**** The input ****

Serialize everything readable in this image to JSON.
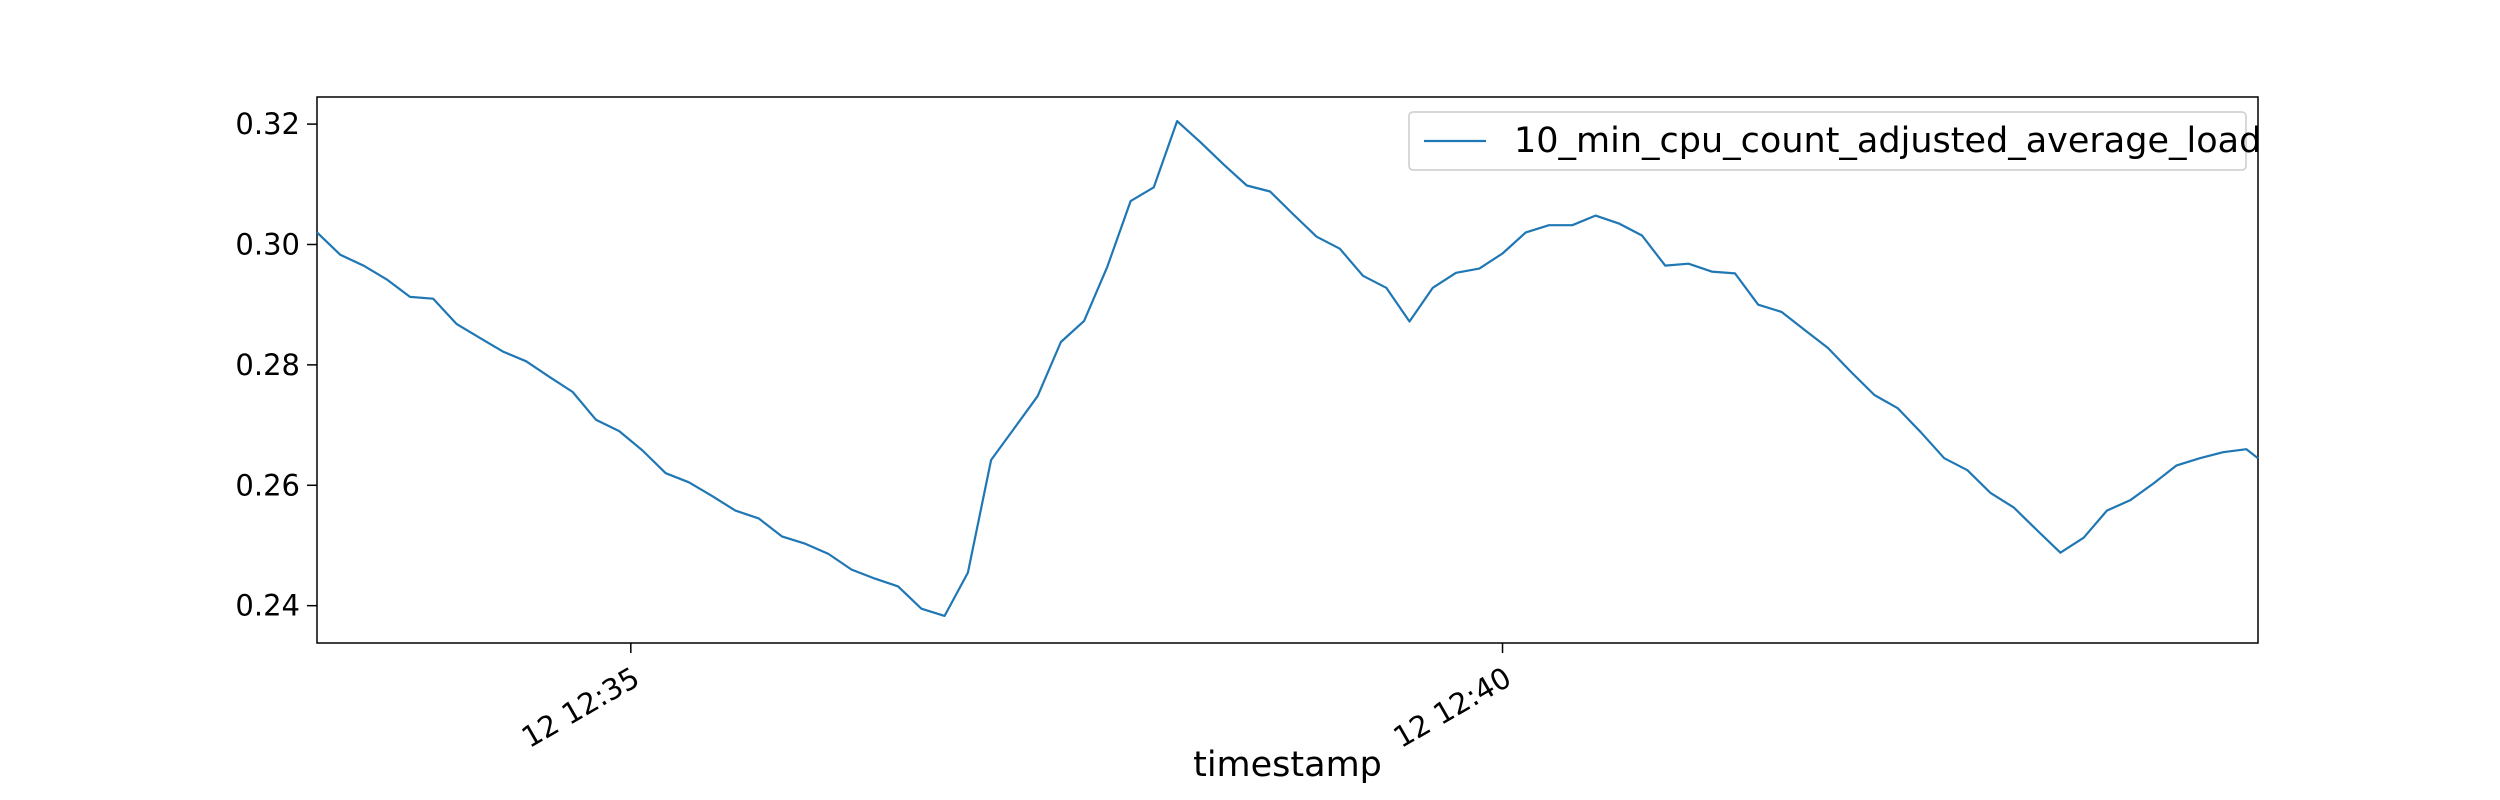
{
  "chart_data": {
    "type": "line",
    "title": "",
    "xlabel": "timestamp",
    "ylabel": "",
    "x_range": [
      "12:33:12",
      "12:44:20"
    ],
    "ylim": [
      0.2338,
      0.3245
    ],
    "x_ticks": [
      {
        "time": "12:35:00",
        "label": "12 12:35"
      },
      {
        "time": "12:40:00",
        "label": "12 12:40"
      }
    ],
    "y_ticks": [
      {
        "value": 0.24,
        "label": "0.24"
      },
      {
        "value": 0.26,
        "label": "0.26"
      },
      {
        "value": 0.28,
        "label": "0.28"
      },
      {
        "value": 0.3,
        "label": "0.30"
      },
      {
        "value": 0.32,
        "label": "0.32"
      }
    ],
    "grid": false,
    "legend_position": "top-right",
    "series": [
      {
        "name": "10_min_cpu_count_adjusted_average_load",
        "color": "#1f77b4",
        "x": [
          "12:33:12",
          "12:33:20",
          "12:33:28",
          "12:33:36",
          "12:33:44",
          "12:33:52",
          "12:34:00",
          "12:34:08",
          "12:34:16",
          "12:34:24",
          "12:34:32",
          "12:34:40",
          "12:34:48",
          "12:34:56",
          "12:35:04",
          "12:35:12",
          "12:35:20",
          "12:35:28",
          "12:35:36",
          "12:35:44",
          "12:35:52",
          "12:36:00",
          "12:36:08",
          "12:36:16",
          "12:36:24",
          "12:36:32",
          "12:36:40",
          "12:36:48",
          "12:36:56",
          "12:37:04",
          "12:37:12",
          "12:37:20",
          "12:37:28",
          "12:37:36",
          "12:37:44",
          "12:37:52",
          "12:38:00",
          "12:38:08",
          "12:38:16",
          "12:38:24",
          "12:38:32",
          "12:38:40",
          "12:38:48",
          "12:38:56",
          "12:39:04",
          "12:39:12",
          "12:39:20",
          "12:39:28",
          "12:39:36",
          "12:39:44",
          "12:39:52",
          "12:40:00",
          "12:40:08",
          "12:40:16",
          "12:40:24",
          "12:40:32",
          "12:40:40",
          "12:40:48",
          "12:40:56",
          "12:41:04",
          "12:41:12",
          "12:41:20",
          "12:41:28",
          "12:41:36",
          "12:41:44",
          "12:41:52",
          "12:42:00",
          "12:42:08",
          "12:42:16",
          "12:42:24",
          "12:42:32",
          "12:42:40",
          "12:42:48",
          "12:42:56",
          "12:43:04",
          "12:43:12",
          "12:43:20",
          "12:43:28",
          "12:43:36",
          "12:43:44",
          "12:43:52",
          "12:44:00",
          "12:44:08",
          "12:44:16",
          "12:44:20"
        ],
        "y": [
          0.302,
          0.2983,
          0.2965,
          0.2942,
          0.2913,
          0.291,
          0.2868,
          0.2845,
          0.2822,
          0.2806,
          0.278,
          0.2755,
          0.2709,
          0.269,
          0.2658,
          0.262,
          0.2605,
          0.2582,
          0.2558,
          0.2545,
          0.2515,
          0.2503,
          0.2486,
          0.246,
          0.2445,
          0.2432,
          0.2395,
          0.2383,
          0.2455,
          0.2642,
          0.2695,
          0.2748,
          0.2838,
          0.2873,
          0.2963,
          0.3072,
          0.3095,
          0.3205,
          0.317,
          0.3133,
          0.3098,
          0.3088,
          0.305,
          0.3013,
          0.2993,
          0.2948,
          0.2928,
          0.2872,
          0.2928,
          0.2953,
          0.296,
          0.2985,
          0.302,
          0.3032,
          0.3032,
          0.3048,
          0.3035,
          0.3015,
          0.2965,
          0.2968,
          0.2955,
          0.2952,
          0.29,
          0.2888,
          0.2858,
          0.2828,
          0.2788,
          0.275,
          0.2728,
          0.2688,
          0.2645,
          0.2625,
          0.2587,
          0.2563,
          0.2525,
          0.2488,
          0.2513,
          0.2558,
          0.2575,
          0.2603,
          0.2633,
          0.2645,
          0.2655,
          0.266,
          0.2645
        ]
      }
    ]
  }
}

****

The problem. Lines containing the string "value" are to be selected and copied.

Completed exercise.
        "value": 0.24,
        "value": 0.26,
        "value": 0.28,
        "value": 0.3,
        "value": 0.32,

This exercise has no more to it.